◆ Records for the task ◆
——————
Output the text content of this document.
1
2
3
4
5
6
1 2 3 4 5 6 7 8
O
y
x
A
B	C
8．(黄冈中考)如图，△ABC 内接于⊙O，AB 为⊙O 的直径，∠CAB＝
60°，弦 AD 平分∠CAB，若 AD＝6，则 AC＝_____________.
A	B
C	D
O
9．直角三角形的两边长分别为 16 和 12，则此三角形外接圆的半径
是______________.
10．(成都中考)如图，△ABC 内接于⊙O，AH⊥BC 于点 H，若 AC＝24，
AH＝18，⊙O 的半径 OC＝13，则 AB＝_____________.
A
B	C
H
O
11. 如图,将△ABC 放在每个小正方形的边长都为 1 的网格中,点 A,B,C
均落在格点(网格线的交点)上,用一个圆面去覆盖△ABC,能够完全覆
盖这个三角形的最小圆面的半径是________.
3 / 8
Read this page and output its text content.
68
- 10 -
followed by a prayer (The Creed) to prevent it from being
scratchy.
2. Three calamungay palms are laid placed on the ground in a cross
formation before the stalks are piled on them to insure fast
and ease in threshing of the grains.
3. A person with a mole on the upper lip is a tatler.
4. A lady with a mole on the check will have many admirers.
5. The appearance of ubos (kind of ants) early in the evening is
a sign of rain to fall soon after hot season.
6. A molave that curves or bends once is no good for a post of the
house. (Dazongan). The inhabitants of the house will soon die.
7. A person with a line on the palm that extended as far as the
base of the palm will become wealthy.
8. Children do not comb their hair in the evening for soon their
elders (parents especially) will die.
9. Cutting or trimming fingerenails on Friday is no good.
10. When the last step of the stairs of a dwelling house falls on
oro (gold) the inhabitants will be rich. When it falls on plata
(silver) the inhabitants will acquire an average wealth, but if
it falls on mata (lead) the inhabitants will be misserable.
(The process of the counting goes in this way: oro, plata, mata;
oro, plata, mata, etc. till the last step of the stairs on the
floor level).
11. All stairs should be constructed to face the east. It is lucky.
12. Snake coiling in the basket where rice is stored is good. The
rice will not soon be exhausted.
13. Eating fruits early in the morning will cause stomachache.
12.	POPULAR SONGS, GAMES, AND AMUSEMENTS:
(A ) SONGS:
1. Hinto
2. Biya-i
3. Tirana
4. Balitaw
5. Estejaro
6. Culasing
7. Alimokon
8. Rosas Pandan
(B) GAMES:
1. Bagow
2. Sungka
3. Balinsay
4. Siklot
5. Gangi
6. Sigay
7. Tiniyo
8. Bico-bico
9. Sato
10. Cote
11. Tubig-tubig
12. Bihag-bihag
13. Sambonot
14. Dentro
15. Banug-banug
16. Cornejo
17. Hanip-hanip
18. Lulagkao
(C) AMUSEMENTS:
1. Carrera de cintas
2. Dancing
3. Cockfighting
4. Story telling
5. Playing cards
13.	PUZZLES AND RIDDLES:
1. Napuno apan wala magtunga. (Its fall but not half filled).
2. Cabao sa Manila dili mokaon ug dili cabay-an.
——————
◆ Task details ◆
Collect the lines of the records that include the string "mata".

◆ Solution ◆
it falls on mata (lead) the inhabitants will be misserable.
(The process of the counting goes in this way: oro, plata, mata;
oro, plata, mata, etc. till the last step of the stairs on the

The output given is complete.